What to work on: Lines with the string "ylabel" must each be copied from the listing.

Given information:
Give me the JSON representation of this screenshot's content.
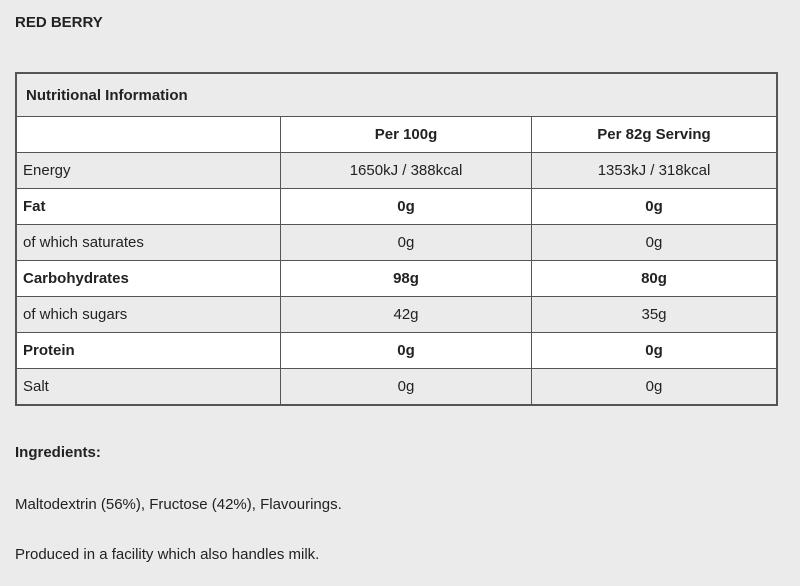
{
  "product_title": "RED BERRY",
  "table": {
    "caption": "Nutritional Information",
    "headers": [
      "",
      "Per 100g",
      "Per 82g Serving"
    ],
    "rows": [
      {
        "label": "Energy",
        "per100": "1650kJ / 388kcal",
        "serving": "1353kJ / 318kcal",
        "bold": false
      },
      {
        "label": "Fat",
        "per100": "0g",
        "serving": "0g",
        "bold": true
      },
      {
        "label": "of which saturates",
        "per100": "0g",
        "serving": "0g",
        "bold": false
      },
      {
        "label": "Carbohydrates",
        "per100": "98g",
        "serving": "80g",
        "bold": true
      },
      {
        "label": "of which sugars",
        "per100": "42g",
        "serving": "35g",
        "bold": false
      },
      {
        "label": "Protein",
        "per100": "0g",
        "serving": "0g",
        "bold": true
      },
      {
        "label": "Salt",
        "per100": "0g",
        "serving": "0g",
        "bold": false
      }
    ]
  },
  "ingredients_heading": "Ingredients:",
  "ingredients_text": "Maltodextrin (56%), Fructose (42%), Flavourings.",
  "allergen_note": "Produced in a facility which also handles milk."
}
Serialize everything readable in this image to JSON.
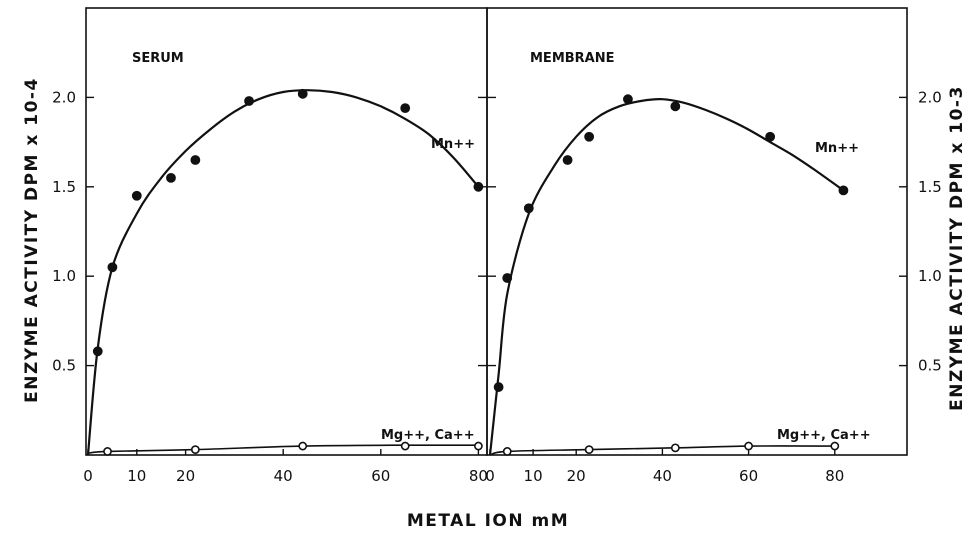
{
  "chart_data": {
    "type": "line",
    "xlabel": "METAL ION mM",
    "panels": [
      {
        "title": "SERUM",
        "ylabel": "ENZYME ACTIVITY DPM x 10-4",
        "xlim": [
          0,
          85
        ],
        "ylim": [
          0,
          2.5
        ],
        "xticks": [
          0,
          10,
          20,
          40,
          60,
          80
        ],
        "yticks": [
          "0.5",
          "1.0",
          "1.5",
          "2.0"
        ],
        "series": [
          {
            "name": "Mn++",
            "marker": "filled",
            "x": [
              2,
              5,
              10,
              17,
              22,
              33,
              44,
              65,
              80
            ],
            "y": [
              0.58,
              1.05,
              1.45,
              1.55,
              1.65,
              1.98,
              2.02,
              1.94,
              1.5
            ],
            "curve_x": [
              0,
              2,
              5,
              10,
              15,
              20,
              25,
              30,
              35,
              40,
              45,
              50,
              55,
              60,
              65,
              70,
              75,
              80
            ],
            "curve_y": [
              0,
              0.6,
              1.05,
              1.35,
              1.55,
              1.7,
              1.82,
              1.92,
              1.99,
              2.03,
              2.04,
              2.03,
              2.0,
              1.95,
              1.88,
              1.79,
              1.66,
              1.5
            ]
          },
          {
            "name": "Mg++, Ca++",
            "marker": "open",
            "x": [
              4,
              22,
              44,
              65,
              80
            ],
            "y": [
              0.02,
              0.03,
              0.05,
              0.05,
              0.05
            ],
            "curve_x": [
              0,
              4,
              22,
              44,
              65,
              80
            ],
            "curve_y": [
              0.01,
              0.02,
              0.03,
              0.05,
              0.055,
              0.055
            ]
          }
        ]
      },
      {
        "title": "MEMBRANE",
        "ylabel": "ENZYME ACTIVITY DPM x 10-3",
        "xlim": [
          0,
          85
        ],
        "ylim": [
          0,
          2.5
        ],
        "xticks": [
          0,
          10,
          20,
          40,
          60,
          80
        ],
        "yticks": [
          "0.5",
          "1.0",
          "1.5",
          "2.0"
        ],
        "series": [
          {
            "name": "Mn++",
            "marker": "filled",
            "x": [
              2,
              4,
              9,
              18,
              23,
              32,
              43,
              65,
              82
            ],
            "y": [
              0.38,
              0.99,
              1.38,
              1.65,
              1.78,
              1.99,
              1.95,
              1.78,
              1.48
            ],
            "curve_x": [
              0,
              2,
              4,
              9,
              15,
              20,
              25,
              30,
              35,
              40,
              45,
              50,
              55,
              60,
              65,
              70,
              75,
              82
            ],
            "curve_y": [
              0,
              0.45,
              0.9,
              1.35,
              1.62,
              1.78,
              1.89,
              1.95,
              1.98,
              1.99,
              1.97,
              1.93,
              1.88,
              1.82,
              1.75,
              1.68,
              1.6,
              1.48
            ]
          },
          {
            "name": "Mg++, Ca++",
            "marker": "open",
            "x": [
              4,
              23,
              43,
              60,
              80
            ],
            "y": [
              0.02,
              0.03,
              0.04,
              0.05,
              0.05
            ],
            "curve_x": [
              0,
              4,
              23,
              43,
              60,
              80
            ],
            "curve_y": [
              0.0,
              0.02,
              0.03,
              0.04,
              0.05,
              0.05
            ]
          }
        ]
      }
    ]
  }
}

Solution:
        "ylabel": "ENZYME ACTIVITY DPM x 10-4",
        "ylabel": "ENZYME ACTIVITY DPM x 10-3",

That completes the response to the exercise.